Requirement: Word for word, give the material below again, minus any images.

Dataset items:
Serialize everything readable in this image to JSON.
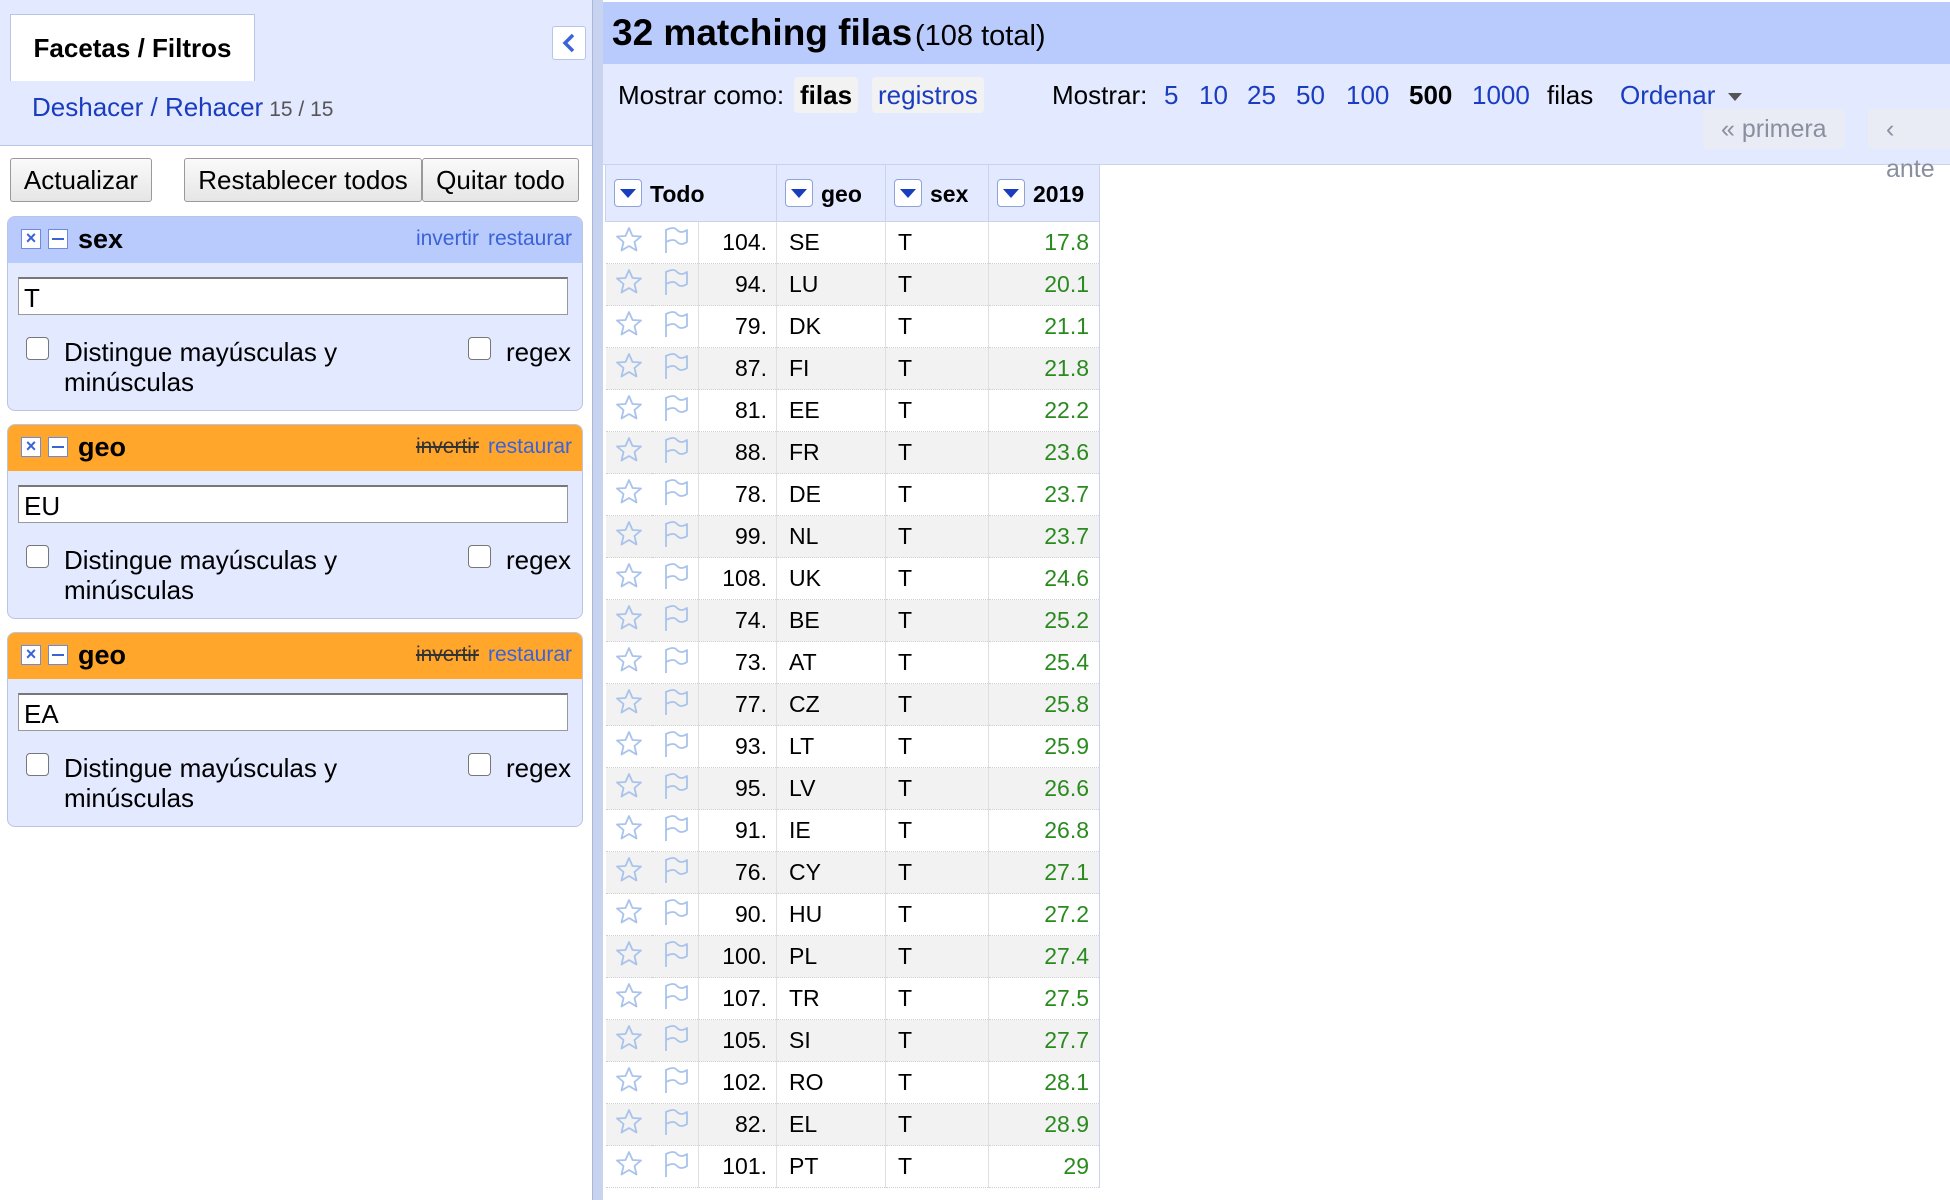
{
  "left_panel": {
    "tab_label": "Facetas / Filtros",
    "undo_label": "Deshacer / Rehacer",
    "undo_count": "15 / 15",
    "buttons": {
      "refresh": "Actualizar",
      "reset_all": "Restablecer todos",
      "remove_all": "Quitar todo"
    },
    "facets": [
      {
        "title": "sex",
        "invert_label": "invertir",
        "restore_label": "restaurar",
        "value": "T",
        "case_label": "Distingue mayúsculas y minúsculas",
        "regex_label": "regex",
        "color": "#b9cafc"
      },
      {
        "title": "geo",
        "invert_label": "invertir",
        "restore_label": "restaurar",
        "value": "EU",
        "case_label": "Distingue mayúsculas y minúsculas",
        "regex_label": "regex",
        "color": "#ffa62b"
      },
      {
        "title": "geo",
        "invert_label": "invertir",
        "restore_label": "restaurar",
        "value": "EA",
        "case_label": "Distingue mayúsculas y minúsculas",
        "regex_label": "regex",
        "color": "#ffa62b"
      }
    ]
  },
  "header": {
    "match_count": "32 matching filas",
    "total": "(108 total)"
  },
  "toolbar": {
    "show_as_label": "Mostrar como:",
    "view_rows": "filas",
    "view_records": "registros",
    "show_label": "Mostrar:",
    "page_sizes": [
      "5",
      "10",
      "25",
      "50",
      "100",
      "500",
      "1000"
    ],
    "selected_page_size": "500",
    "rows_label": "filas",
    "sort_label": "Ordenar",
    "first_label": "« primera",
    "prev_label": "‹ ante"
  },
  "table": {
    "columns": [
      "Todo",
      "geo",
      "sex",
      "2019"
    ],
    "rows": [
      {
        "idx": "104.",
        "geo": "SE",
        "sex": "T",
        "val": "17.8"
      },
      {
        "idx": "94.",
        "geo": "LU",
        "sex": "T",
        "val": "20.1"
      },
      {
        "idx": "79.",
        "geo": "DK",
        "sex": "T",
        "val": "21.1"
      },
      {
        "idx": "87.",
        "geo": "FI",
        "sex": "T",
        "val": "21.8"
      },
      {
        "idx": "81.",
        "geo": "EE",
        "sex": "T",
        "val": "22.2"
      },
      {
        "idx": "88.",
        "geo": "FR",
        "sex": "T",
        "val": "23.6"
      },
      {
        "idx": "78.",
        "geo": "DE",
        "sex": "T",
        "val": "23.7"
      },
      {
        "idx": "99.",
        "geo": "NL",
        "sex": "T",
        "val": "23.7"
      },
      {
        "idx": "108.",
        "geo": "UK",
        "sex": "T",
        "val": "24.6"
      },
      {
        "idx": "74.",
        "geo": "BE",
        "sex": "T",
        "val": "25.2"
      },
      {
        "idx": "73.",
        "geo": "AT",
        "sex": "T",
        "val": "25.4"
      },
      {
        "idx": "77.",
        "geo": "CZ",
        "sex": "T",
        "val": "25.8"
      },
      {
        "idx": "93.",
        "geo": "LT",
        "sex": "T",
        "val": "25.9"
      },
      {
        "idx": "95.",
        "geo": "LV",
        "sex": "T",
        "val": "26.6"
      },
      {
        "idx": "91.",
        "geo": "IE",
        "sex": "T",
        "val": "26.8"
      },
      {
        "idx": "76.",
        "geo": "CY",
        "sex": "T",
        "val": "27.1"
      },
      {
        "idx": "90.",
        "geo": "HU",
        "sex": "T",
        "val": "27.2"
      },
      {
        "idx": "100.",
        "geo": "PL",
        "sex": "T",
        "val": "27.4"
      },
      {
        "idx": "107.",
        "geo": "TR",
        "sex": "T",
        "val": "27.5"
      },
      {
        "idx": "105.",
        "geo": "SI",
        "sex": "T",
        "val": "27.7"
      },
      {
        "idx": "102.",
        "geo": "RO",
        "sex": "T",
        "val": "28.1"
      },
      {
        "idx": "82.",
        "geo": "EL",
        "sex": "T",
        "val": "28.9"
      },
      {
        "idx": "101.",
        "geo": "PT",
        "sex": "T",
        "val": "29"
      }
    ]
  },
  "colors": {
    "accent_blue": "#b9cafc",
    "panel_bg": "#e3e9ff",
    "facet_orange": "#ffa62b",
    "link_blue": "#1a3dbf",
    "value_green": "#2a8a1f"
  }
}
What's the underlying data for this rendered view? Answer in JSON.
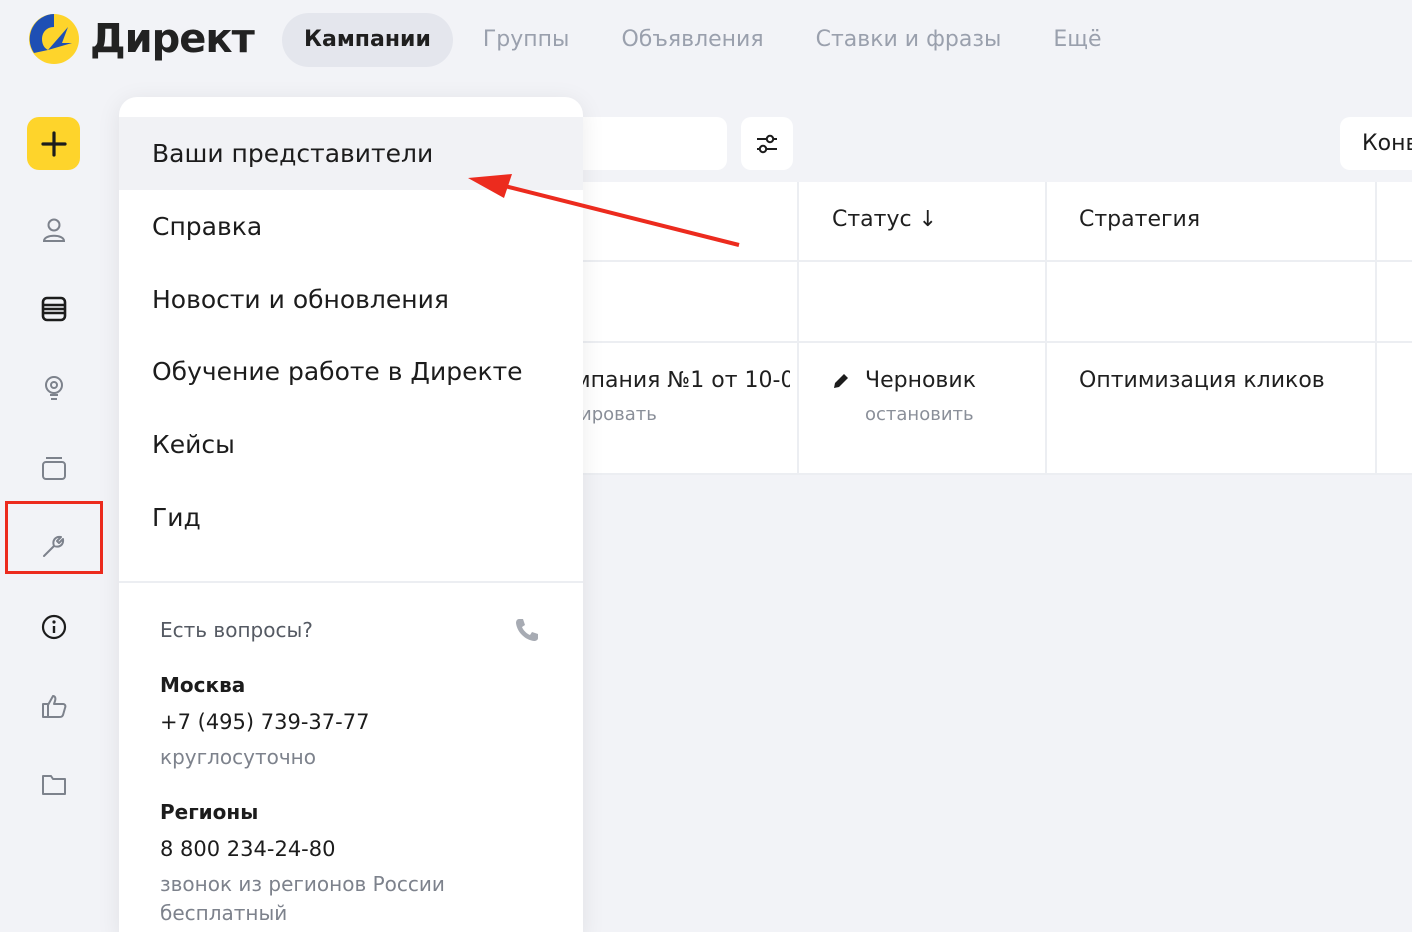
{
  "header": {
    "logo_text": "Директ",
    "tabs": [
      {
        "label": "Кампании",
        "active": true
      },
      {
        "label": "Группы",
        "active": false
      },
      {
        "label": "Объявления",
        "active": false
      },
      {
        "label": "Ставки и фразы",
        "active": false
      },
      {
        "label": "Ещё",
        "active": false
      }
    ]
  },
  "rail": {
    "add_icon": "plus-icon",
    "icons": [
      "user-icon",
      "list-icon",
      "lightbulb-icon",
      "stack-icon",
      "wrench-icon",
      "info-icon",
      "thumbs-up-icon",
      "folder-icon"
    ]
  },
  "toolbar": {
    "filter_icon": "sliders-icon",
    "convert_label": "Конв"
  },
  "table": {
    "headers": {
      "status": "Статус ↓",
      "strategy": "Стратегия"
    },
    "row": {
      "campaign_name": "мпания №1 от 10-0",
      "campaign_action": "ировать",
      "status": "Черновик",
      "status_action": "остановить",
      "strategy": "Оптимизация кликов"
    }
  },
  "menu": {
    "items": [
      "Ваши представители",
      "Справка",
      "Новости и обновления",
      "Обучение работе в Директе",
      "Кейсы",
      "Гид"
    ],
    "support": {
      "title": "Есть вопросы?",
      "moscow_city": "Москва",
      "moscow_phone": "+7 (495) 739-37-77",
      "moscow_note": "круглосуточно",
      "regions_city": "Регионы",
      "regions_phone": "8 800 234-24-80",
      "regions_note": "звонок из регионов России бесплатный"
    }
  },
  "colors": {
    "accent_yellow": "#fed42b",
    "annotation_red": "#ec2b1e",
    "logo_blue": "#1e4fb4"
  }
}
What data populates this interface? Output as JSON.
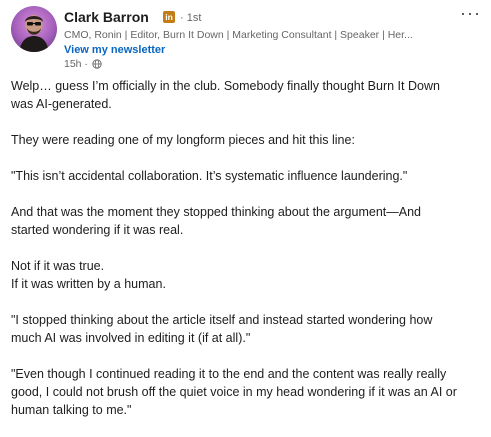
{
  "author": {
    "name": "Clark Barron",
    "badge": "in",
    "degree": "· 1st",
    "headline": "CMO, Ronin | Editor, Burn It Down | Marketing Consultant | Speaker | Her...",
    "newsletter_link": "View my newsletter",
    "timestamp": "15h ·"
  },
  "menu": {
    "more_label": "···"
  },
  "post": {
    "paragraphs": [
      [
        "Welp… guess I’m officially in the club. Somebody finally thought Burn It Down",
        "was AI-generated."
      ],
      [
        "They were reading one of my longform pieces and hit this line:"
      ],
      [
        "\"This isn’t accidental collaboration. It’s systematic influence laundering.\""
      ],
      [
        "And that was the moment they stopped thinking about the argument—And",
        "started wondering if it was real."
      ],
      [
        "Not if it was true.",
        "If it was written by a human."
      ],
      [
        "\"I stopped thinking about the article itself and instead started wondering how",
        "much AI was involved in editing it (if at all).\""
      ],
      [
        "\"Even though I continued reading it to the end and the content was really really",
        "good, I could not brush off the quiet voice in my head wondering if it was an AI or",
        "human talking to me.\""
      ]
    ]
  },
  "colors": {
    "link": "#0a66c2",
    "muted": "#666666",
    "badge": "#c37d16",
    "text": "#1d1d1d"
  },
  "icons": {
    "visibility": "globe-icon",
    "menu": "more-icon"
  }
}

Finished answer:
Serialize everything readable in this image to JSON.
{
  "left_panel": {
    "tab_label": "Facetas / Filtros",
    "undo_label": "Deshacer / Rehacer",
    "undo_count": "15 / 15",
    "buttons": {
      "refresh": "Actualizar",
      "reset_all": "Restablecer todos",
      "remove_all": "Quitar todo"
    },
    "facets": [
      {
        "title": "sex",
        "invert_label": "invertir",
        "restore_label": "restaurar",
        "value": "T",
        "case_label": "Distingue mayúsculas y minúsculas",
        "regex_label": "regex",
        "color": "#b9cafc"
      },
      {
        "title": "geo",
        "invert_label": "invertir",
        "restore_label": "restaurar",
        "value": "EU",
        "case_label": "Distingue mayúsculas y minúsculas",
        "regex_label": "regex",
        "color": "#ffa62b"
      },
      {
        "title": "geo",
        "invert_label": "invertir",
        "restore_label": "restaurar",
        "value": "EA",
        "case_label": "Distingue mayúsculas y minúsculas",
        "regex_label": "regex",
        "color": "#ffa62b"
      }
    ]
  },
  "header": {
    "match_count": "32 matching filas",
    "total": "(108 total)"
  },
  "toolbar": {
    "show_as_label": "Mostrar como:",
    "view_rows": "filas",
    "view_records": "registros",
    "show_label": "Mostrar:",
    "page_sizes": [
      "5",
      "10",
      "25",
      "50",
      "100",
      "500",
      "1000"
    ],
    "selected_page_size": "500",
    "rows_label": "filas",
    "sort_label": "Ordenar",
    "first_label": "« primera",
    "prev_label": "‹ ante"
  },
  "table": {
    "columns": [
      "Todo",
      "geo",
      "sex",
      "2019"
    ],
    "rows": [
      {
        "idx": "104.",
        "geo": "SE",
        "sex": "T",
        "val": "17.8"
      },
      {
        "idx": "94.",
        "geo": "LU",
        "sex": "T",
        "val": "20.1"
      },
      {
        "idx": "79.",
        "geo": "DK",
        "sex": "T",
        "val": "21.1"
      },
      {
        "idx": "87.",
        "geo": "FI",
        "sex": "T",
        "val": "21.8"
      },
      {
        "idx": "81.",
        "geo": "EE",
        "sex": "T",
        "val": "22.2"
      },
      {
        "idx": "88.",
        "geo": "FR",
        "sex": "T",
        "val": "23.6"
      },
      {
        "idx": "78.",
        "geo": "DE",
        "sex": "T",
        "val": "23.7"
      },
      {
        "idx": "99.",
        "geo": "NL",
        "sex": "T",
        "val": "23.7"
      },
      {
        "idx": "108.",
        "geo": "UK",
        "sex": "T",
        "val": "24.6"
      },
      {
        "idx": "74.",
        "geo": "BE",
        "sex": "T",
        "val": "25.2"
      },
      {
        "idx": "73.",
        "geo": "AT",
        "sex": "T",
        "val": "25.4"
      },
      {
        "idx": "77.",
        "geo": "CZ",
        "sex": "T",
        "val": "25.8"
      },
      {
        "idx": "93.",
        "geo": "LT",
        "sex": "T",
        "val": "25.9"
      },
      {
        "idx": "95.",
        "geo": "LV",
        "sex": "T",
        "val": "26.6"
      },
      {
        "idx": "91.",
        "geo": "IE",
        "sex": "T",
        "val": "26.8"
      },
      {
        "idx": "76.",
        "geo": "CY",
        "sex": "T",
        "val": "27.1"
      },
      {
        "idx": "90.",
        "geo": "HU",
        "sex": "T",
        "val": "27.2"
      },
      {
        "idx": "100.",
        "geo": "PL",
        "sex": "T",
        "val": "27.4"
      },
      {
        "idx": "107.",
        "geo": "TR",
        "sex": "T",
        "val": "27.5"
      },
      {
        "idx": "105.",
        "geo": "SI",
        "sex": "T",
        "val": "27.7"
      },
      {
        "idx": "102.",
        "geo": "RO",
        "sex": "T",
        "val": "28.1"
      },
      {
        "idx": "82.",
        "geo": "EL",
        "sex": "T",
        "val": "28.9"
      },
      {
        "idx": "101.",
        "geo": "PT",
        "sex": "T",
        "val": "29"
      }
    ]
  },
  "colors": {
    "accent_blue": "#b9cafc",
    "panel_bg": "#e3e9ff",
    "facet_orange": "#ffa62b",
    "link_blue": "#1a3dbf",
    "value_green": "#2a8a1f"
  }
}
What's the underlying data for this rendered view? Answer in JSON.
{
  "header": {
    "logo_text": "Директ",
    "tabs": [
      {
        "label": "Кампании",
        "active": true
      },
      {
        "label": "Группы",
        "active": false
      },
      {
        "label": "Объявления",
        "active": false
      },
      {
        "label": "Ставки и фразы",
        "active": false
      },
      {
        "label": "Ещё",
        "active": false
      }
    ]
  },
  "rail": {
    "add_icon": "plus-icon",
    "icons": [
      "user-icon",
      "list-icon",
      "lightbulb-icon",
      "stack-icon",
      "wrench-icon",
      "info-icon",
      "thumbs-up-icon",
      "folder-icon"
    ]
  },
  "toolbar": {
    "filter_icon": "sliders-icon",
    "convert_label": "Конв"
  },
  "table": {
    "headers": {
      "status": "Статус ↓",
      "strategy": "Стратегия"
    },
    "row": {
      "campaign_name": "мпания №1 от 10-0",
      "campaign_action": "ировать",
      "status": "Черновик",
      "status_action": "остановить",
      "strategy": "Оптимизация кликов"
    }
  },
  "menu": {
    "items": [
      "Ваши представители",
      "Справка",
      "Новости и обновления",
      "Обучение работе в Директе",
      "Кейсы",
      "Гид"
    ],
    "support": {
      "title": "Есть вопросы?",
      "moscow_city": "Москва",
      "moscow_phone": "+7 (495) 739-37-77",
      "moscow_note": "круглосуточно",
      "regions_city": "Регионы",
      "regions_phone": "8 800 234-24-80",
      "regions_note": "звонок из регионов России бесплатный"
    }
  },
  "colors": {
    "accent_yellow": "#fed42b",
    "annotation_red": "#ec2b1e",
    "logo_blue": "#1e4fb4"
  }
}
What data populates this interface? Output as JSON.
{
  "author": {
    "name": "Clark Barron",
    "badge": "in",
    "degree": "· 1st",
    "headline": "CMO, Ronin | Editor, Burn It Down | Marketing Consultant | Speaker | Her...",
    "newsletter_link": "View my newsletter",
    "timestamp": "15h ·"
  },
  "menu": {
    "more_label": "···"
  },
  "post": {
    "paragraphs": [
      [
        "Welp… guess I’m officially in the club. Somebody finally thought Burn It Down",
        "was AI-generated."
      ],
      [
        "They were reading one of my longform pieces and hit this line:"
      ],
      [
        "\"This isn’t accidental collaboration. It’s systematic influence laundering.\""
      ],
      [
        "And that was the moment they stopped thinking about the argument—And",
        "started wondering if it was real."
      ],
      [
        "Not if it was true.",
        "If it was written by a human."
      ],
      [
        "\"I stopped thinking about the article itself and instead started wondering how",
        "much AI was involved in editing it (if at all).\""
      ],
      [
        "\"Even though I continued reading it to the end and the content was really really",
        "good, I could not brush off the quiet voice in my head wondering if it was an AI or",
        "human talking to me.\""
      ]
    ]
  },
  "colors": {
    "link": "#0a66c2",
    "muted": "#666666",
    "badge": "#c37d16",
    "text": "#1d1d1d"
  },
  "icons": {
    "visibility": "globe-icon",
    "menu": "more-icon"
  }
}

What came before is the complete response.